Data items:
** begin **

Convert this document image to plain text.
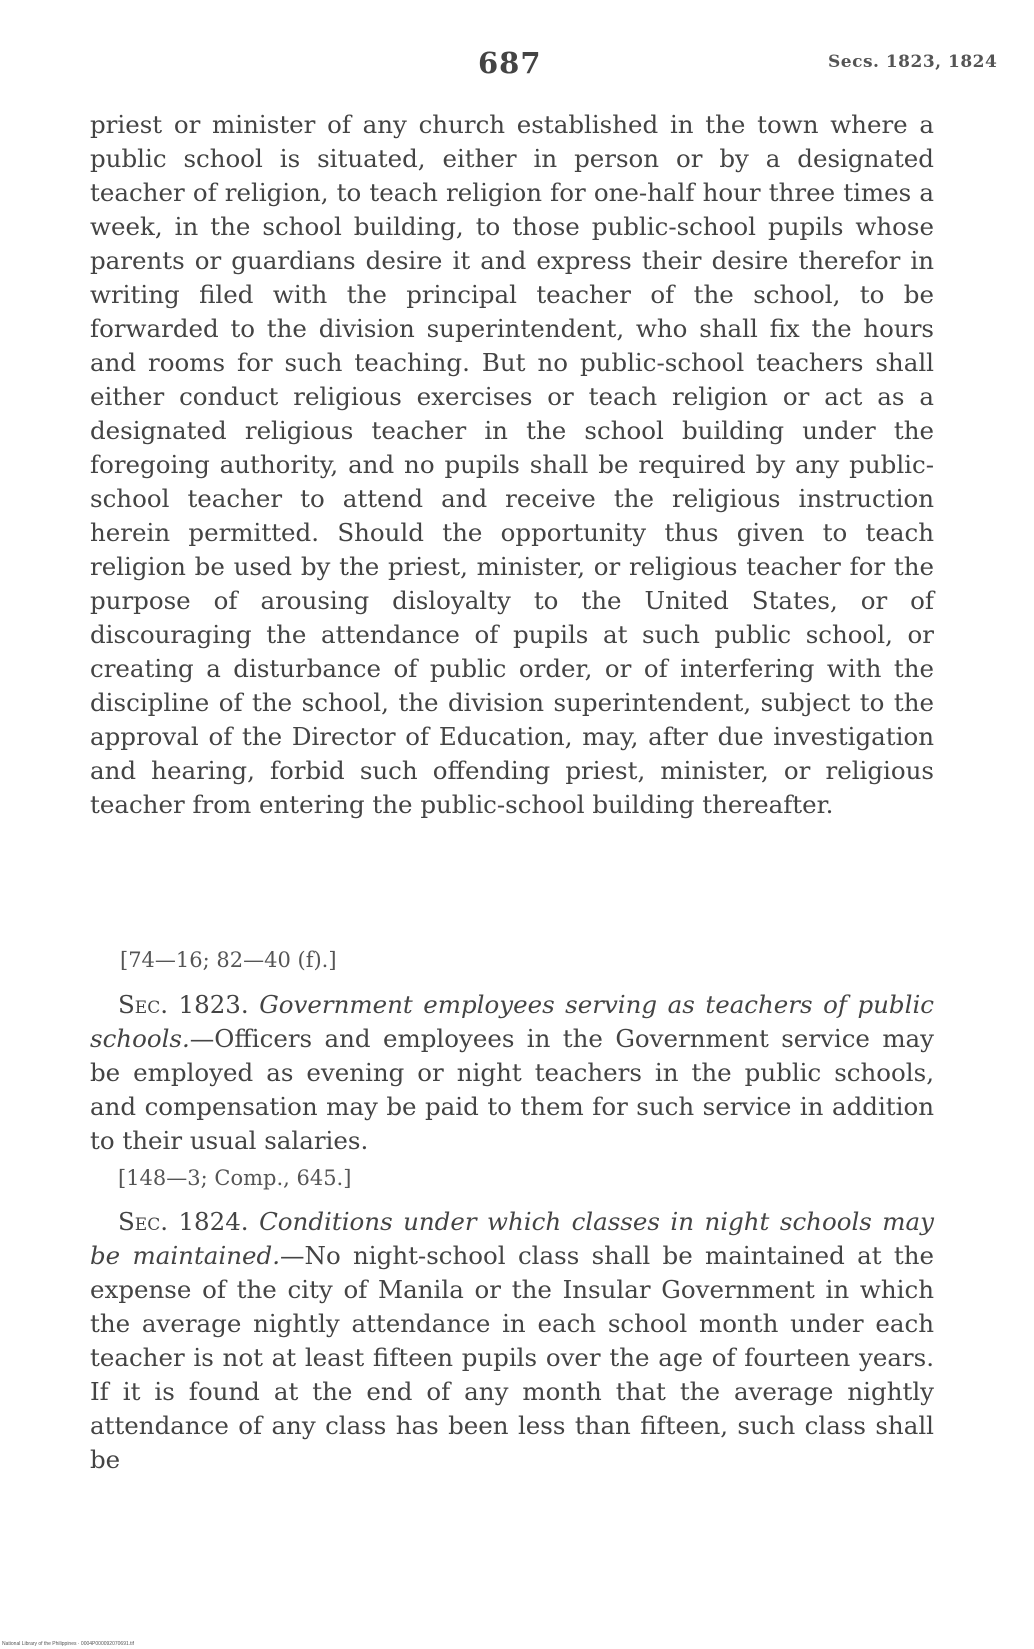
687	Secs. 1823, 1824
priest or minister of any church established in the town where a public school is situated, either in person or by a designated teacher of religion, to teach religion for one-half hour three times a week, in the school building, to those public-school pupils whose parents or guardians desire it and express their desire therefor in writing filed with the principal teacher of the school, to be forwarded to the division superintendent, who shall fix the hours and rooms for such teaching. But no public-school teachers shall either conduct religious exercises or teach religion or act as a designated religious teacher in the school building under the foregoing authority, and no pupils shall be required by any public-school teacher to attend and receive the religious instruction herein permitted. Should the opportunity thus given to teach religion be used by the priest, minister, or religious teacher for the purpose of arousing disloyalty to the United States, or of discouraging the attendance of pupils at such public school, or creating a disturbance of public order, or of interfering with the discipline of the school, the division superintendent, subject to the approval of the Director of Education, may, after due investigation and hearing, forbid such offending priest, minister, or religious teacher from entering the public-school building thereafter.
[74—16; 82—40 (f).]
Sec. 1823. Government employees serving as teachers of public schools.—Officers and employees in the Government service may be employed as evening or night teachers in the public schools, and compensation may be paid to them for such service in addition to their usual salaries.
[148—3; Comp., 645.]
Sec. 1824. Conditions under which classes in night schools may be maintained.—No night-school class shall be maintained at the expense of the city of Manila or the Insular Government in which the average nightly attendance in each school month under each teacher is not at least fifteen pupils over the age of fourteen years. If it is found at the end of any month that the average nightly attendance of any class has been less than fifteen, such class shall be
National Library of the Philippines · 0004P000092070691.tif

** end **

- _What the task requires_:
Restate the whole listing above exactly, except for its images.

- _Solution below_:
Convert this document image to plain text.
687	Secs. 1823, 1824
priest or minister of any church established in the town where a public school is situated, either in person or by a designated teacher of religion, to teach religion for one-half hour three times a week, in the school building, to those public-school pupils whose parents or guardians desire it and express their desire therefor in writing filed with the principal teacher of the school, to be forwarded to the division superintendent, who shall fix the hours and rooms for such teaching. But no public-school teachers shall either conduct religious exercises or teach religion or act as a designated religious teacher in the school building under the foregoing authority, and no pupils shall be required by any public-school teacher to attend and receive the religious instruction herein permitted. Should the opportunity thus given to teach religion be used by the priest, minister, or religious teacher for the purpose of arousing disloyalty to the United States, or of discouraging the attendance of pupils at such public school, or creating a disturbance of public order, or of interfering with the discipline of the school, the division superintendent, subject to the approval of the Director of Education, may, after due investigation and hearing, forbid such offending priest, minister, or religious teacher from entering the public-school building thereafter.
[74—16; 82—40 (f).]
Sec. 1823. Government employees serving as teachers of public schools.—Officers and employees in the Government service may be employed as evening or night teachers in the public schools, and compensation may be paid to them for such service in addition to their usual salaries.
[148—3; Comp., 645.]
Sec. 1824. Conditions under which classes in night schools may be maintained.—No night-school class shall be maintained at the expense of the city of Manila or the Insular Government in which the average nightly attendance in each school month under each teacher is not at least fifteen pupils over the age of fourteen years. If it is found at the end of any month that the average nightly attendance of any class has been less than fifteen, such class shall be
National Library of the Philippines · 0004P000092070691.tif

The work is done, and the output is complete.